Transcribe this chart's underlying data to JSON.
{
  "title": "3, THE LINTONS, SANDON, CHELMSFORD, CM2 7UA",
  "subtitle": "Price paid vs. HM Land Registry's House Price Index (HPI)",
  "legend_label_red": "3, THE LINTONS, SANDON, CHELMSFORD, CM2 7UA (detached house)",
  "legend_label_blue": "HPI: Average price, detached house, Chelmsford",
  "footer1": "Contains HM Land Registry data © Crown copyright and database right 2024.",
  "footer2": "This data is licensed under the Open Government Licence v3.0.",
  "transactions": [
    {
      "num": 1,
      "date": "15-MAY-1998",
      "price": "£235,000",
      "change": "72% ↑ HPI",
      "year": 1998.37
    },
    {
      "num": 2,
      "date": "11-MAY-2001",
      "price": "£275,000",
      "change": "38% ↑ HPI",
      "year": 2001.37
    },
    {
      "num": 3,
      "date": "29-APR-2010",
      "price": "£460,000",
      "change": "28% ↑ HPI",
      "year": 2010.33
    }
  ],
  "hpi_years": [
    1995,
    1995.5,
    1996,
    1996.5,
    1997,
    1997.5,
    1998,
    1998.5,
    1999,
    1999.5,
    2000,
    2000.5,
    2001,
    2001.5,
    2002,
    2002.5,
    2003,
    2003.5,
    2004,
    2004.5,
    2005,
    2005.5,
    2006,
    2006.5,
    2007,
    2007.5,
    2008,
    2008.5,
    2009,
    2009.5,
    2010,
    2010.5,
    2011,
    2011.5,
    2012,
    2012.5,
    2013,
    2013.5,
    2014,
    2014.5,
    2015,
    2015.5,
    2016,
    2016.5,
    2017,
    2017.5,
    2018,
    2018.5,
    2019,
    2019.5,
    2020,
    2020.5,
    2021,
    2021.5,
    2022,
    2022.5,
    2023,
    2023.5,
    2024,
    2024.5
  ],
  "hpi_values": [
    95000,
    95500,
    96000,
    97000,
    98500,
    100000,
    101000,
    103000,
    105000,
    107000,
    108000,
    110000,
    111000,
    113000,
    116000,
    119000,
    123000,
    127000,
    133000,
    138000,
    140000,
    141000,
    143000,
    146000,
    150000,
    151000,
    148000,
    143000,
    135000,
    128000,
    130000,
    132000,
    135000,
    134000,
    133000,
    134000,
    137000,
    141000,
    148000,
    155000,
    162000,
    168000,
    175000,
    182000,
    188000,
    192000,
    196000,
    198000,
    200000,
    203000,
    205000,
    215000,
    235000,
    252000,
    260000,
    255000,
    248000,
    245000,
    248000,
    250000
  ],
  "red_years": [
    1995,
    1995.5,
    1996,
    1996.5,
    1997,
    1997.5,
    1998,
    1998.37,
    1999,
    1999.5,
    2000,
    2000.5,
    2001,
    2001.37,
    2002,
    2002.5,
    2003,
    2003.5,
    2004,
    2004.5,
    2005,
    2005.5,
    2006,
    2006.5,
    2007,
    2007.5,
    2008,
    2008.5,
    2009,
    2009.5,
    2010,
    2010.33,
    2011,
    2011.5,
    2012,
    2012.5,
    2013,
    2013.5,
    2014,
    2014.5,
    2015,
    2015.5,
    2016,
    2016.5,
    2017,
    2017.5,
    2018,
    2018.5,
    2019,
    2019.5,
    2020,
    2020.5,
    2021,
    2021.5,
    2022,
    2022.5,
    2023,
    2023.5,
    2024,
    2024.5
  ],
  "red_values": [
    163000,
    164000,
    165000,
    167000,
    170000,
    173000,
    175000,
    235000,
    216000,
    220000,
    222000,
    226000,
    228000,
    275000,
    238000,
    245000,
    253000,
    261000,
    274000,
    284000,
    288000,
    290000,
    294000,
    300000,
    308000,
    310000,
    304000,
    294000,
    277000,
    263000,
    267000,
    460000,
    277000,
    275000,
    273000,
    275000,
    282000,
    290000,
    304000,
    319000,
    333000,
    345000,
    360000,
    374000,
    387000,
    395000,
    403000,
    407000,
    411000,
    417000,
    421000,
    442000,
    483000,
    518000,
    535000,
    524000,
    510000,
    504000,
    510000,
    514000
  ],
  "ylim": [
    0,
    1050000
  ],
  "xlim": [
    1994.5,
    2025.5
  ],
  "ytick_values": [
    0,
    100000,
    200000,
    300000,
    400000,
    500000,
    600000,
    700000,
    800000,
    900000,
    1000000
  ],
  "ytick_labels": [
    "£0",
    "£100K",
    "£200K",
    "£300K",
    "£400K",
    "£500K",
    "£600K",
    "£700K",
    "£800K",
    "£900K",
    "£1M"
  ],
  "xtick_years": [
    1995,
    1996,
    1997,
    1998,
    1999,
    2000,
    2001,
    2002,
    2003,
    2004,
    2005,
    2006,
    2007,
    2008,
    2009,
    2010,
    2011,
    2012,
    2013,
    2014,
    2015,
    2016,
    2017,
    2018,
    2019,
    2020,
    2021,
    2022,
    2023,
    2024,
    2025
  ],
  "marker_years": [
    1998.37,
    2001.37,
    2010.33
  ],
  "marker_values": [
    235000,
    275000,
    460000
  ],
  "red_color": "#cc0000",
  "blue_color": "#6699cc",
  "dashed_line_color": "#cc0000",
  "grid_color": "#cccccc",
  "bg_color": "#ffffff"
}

**DIRECTION**
Identify every line above with the string "date" in it. Copy those lines.

**RESPONSE TO THIS TASK**
      "date": "15-MAY-1998",
      "date": "11-MAY-2001",
      "date": "29-APR-2010",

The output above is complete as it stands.